Written request –
Could you extract every entry below and reproduce it exactly?

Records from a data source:
============
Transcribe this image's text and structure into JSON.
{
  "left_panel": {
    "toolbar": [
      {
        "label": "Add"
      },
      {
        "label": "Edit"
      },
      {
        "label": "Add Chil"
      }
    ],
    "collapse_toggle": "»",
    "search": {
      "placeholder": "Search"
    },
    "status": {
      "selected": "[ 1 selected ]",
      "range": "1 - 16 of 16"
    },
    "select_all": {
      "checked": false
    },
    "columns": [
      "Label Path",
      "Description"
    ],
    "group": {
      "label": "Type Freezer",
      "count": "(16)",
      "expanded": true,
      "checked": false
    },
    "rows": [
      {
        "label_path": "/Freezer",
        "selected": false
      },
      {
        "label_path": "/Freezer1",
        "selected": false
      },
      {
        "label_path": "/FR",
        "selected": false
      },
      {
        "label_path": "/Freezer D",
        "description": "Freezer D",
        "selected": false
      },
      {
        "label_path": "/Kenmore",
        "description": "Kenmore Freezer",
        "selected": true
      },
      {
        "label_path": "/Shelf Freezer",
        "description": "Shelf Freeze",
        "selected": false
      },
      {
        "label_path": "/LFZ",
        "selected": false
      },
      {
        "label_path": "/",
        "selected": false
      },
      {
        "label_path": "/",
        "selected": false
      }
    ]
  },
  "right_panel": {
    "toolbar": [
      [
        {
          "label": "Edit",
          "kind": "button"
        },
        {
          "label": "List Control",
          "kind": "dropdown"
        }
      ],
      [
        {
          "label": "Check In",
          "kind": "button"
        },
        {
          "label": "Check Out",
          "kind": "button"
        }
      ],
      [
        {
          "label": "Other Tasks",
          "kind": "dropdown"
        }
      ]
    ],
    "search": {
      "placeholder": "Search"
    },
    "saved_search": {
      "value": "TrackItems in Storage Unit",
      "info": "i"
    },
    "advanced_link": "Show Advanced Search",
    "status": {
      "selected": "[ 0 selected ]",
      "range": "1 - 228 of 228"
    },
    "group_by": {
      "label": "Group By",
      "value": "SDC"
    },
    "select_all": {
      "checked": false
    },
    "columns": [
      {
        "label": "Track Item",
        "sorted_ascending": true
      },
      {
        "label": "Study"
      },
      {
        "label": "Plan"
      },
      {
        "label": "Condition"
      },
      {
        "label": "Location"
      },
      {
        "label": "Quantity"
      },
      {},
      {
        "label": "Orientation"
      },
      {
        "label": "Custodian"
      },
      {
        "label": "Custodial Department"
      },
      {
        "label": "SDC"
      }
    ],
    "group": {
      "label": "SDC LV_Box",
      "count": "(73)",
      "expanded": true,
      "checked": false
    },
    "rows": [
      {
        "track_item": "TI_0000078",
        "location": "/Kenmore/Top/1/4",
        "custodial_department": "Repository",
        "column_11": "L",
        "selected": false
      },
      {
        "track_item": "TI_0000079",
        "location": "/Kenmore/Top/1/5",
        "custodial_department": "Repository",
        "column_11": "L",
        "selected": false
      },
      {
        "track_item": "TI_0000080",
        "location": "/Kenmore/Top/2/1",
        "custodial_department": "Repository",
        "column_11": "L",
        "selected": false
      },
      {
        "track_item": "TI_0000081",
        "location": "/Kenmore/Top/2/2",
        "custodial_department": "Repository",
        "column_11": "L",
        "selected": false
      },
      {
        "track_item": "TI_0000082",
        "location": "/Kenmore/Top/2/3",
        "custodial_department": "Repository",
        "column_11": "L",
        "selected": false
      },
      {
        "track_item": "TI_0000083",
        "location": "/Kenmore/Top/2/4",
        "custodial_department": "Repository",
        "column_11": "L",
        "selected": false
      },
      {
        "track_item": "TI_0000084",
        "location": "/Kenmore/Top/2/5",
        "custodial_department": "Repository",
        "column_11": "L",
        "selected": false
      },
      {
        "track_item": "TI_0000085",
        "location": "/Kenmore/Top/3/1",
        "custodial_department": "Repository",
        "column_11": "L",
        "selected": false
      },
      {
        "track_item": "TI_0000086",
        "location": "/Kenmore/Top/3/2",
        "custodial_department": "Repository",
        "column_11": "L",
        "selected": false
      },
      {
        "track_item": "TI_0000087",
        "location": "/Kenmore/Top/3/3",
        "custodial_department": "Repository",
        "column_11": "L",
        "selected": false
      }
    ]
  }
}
============
Result for this exercise –
Transcribe this image's text and structure into JSON.
{
  "left_panel": {
    "toolbar": [
      {
        "label": "Add"
      },
      {
        "label": "Edit"
      },
      {
        "label": "Add Chil"
      }
    ],
    "collapse_toggle": "»",
    "search": {
      "placeholder": "Search"
    },
    "status": {
      "selected": "[ 1 selected ]",
      "range": "1 - 16 of 16"
    },
    "select_all": {
      "checked": false
    },
    "columns": [
      "Label Path",
      "Description"
    ],
    "group": {
      "label": "Type Freezer",
      "count": "(16)",
      "expanded": true,
      "checked": false
    },
    "rows": [
      {
        "label_path": "/Freezer",
        "selected": false
      },
      {
        "label_path": "/Freezer1",
        "selected": false
      },
      {
        "label_path": "/FR",
        "selected": false
      },
      {
        "label_path": "/Freezer D",
        "description": "Freezer D",
        "selected": false
      },
      {
        "label_path": "/Kenmore",
        "description": "Kenmore Freezer",
        "selected": true
      },
      {
        "label_path": "/Shelf Freezer",
        "description": "Shelf Freeze",
        "selected": false
      },
      {
        "label_path": "/LFZ",
        "selected": false
      },
      {
        "label_path": "/",
        "selected": false
      },
      {
        "label_path": "/",
        "selected": false
      }
    ]
  },
  "right_panel": {
    "toolbar": [
      [
        {
          "label": "Edit",
          "kind": "button"
        },
        {
          "label": "List Control",
          "kind": "dropdown"
        }
      ],
      [
        {
          "label": "Check In",
          "kind": "button"
        },
        {
          "label": "Check Out",
          "kind": "button"
        }
      ],
      [
        {
          "label": "Other Tasks",
          "kind": "dropdown"
        }
      ]
    ],
    "search": {
      "placeholder": "Search"
    },
    "saved_search": {
      "value": "TrackItems in Storage Unit",
      "info": "i"
    },
    "advanced_link": "Show Advanced Search",
    "status": {
      "selected": "[ 0 selected ]",
      "range": "1 - 228 of 228"
    },
    "group_by": {
      "label": "Group By",
      "value": "SDC"
    },
    "select_all": {
      "checked": false
    },
    "columns": [
      {
        "label": "Track Item",
        "sorted_ascending": true
      },
      {
        "label": "Study"
      },
      {
        "label": "Plan"
      },
      {
        "label": "Condition"
      },
      {
        "label": "Location"
      },
      {
        "label": "Quantity"
      },
      {},
      {
        "label": "Orientation"
      },
      {
        "label": "Custodian"
      },
      {
        "label": "Custodial Department"
      },
      {
        "label": "SDC"
      }
    ],
    "group": {
      "label": "SDC LV_Box",
      "count": "(73)",
      "expanded": true,
      "checked": false
    },
    "rows": [
      {
        "track_item": "TI_0000078",
        "location": "/Kenmore/Top/1/4",
        "custodial_department": "Repository",
        "column_11": "L",
        "selected": false
      },
      {
        "track_item": "TI_0000079",
        "location": "/Kenmore/Top/1/5",
        "custodial_department": "Repository",
        "column_11": "L",
        "selected": false
      },
      {
        "track_item": "TI_0000080",
        "location": "/Kenmore/Top/2/1",
        "custodial_department": "Repository",
        "column_11": "L",
        "selected": false
      },
      {
        "track_item": "TI_0000081",
        "location": "/Kenmore/Top/2/2",
        "custodial_department": "Repository",
        "column_11": "L",
        "selected": false
      },
      {
        "track_item": "TI_0000082",
        "location": "/Kenmore/Top/2/3",
        "custodial_department": "Repository",
        "column_11": "L",
        "selected": false
      },
      {
        "track_item": "TI_0000083",
        "location": "/Kenmore/Top/2/4",
        "custodial_department": "Repository",
        "column_11": "L",
        "selected": false
      },
      {
        "track_item": "TI_0000084",
        "location": "/Kenmore/Top/2/5",
        "custodial_department": "Repository",
        "column_11": "L",
        "selected": false
      },
      {
        "track_item": "TI_0000085",
        "location": "/Kenmore/Top/3/1",
        "custodial_department": "Repository",
        "column_11": "L",
        "selected": false
      },
      {
        "track_item": "TI_0000086",
        "location": "/Kenmore/Top/3/2",
        "custodial_department": "Repository",
        "column_11": "L",
        "selected": false
      },
      {
        "track_item": "TI_0000087",
        "location": "/Kenmore/Top/3/3",
        "custodial_department": "Repository",
        "column_11": "L",
        "selected": false
      }
    ]
  }
}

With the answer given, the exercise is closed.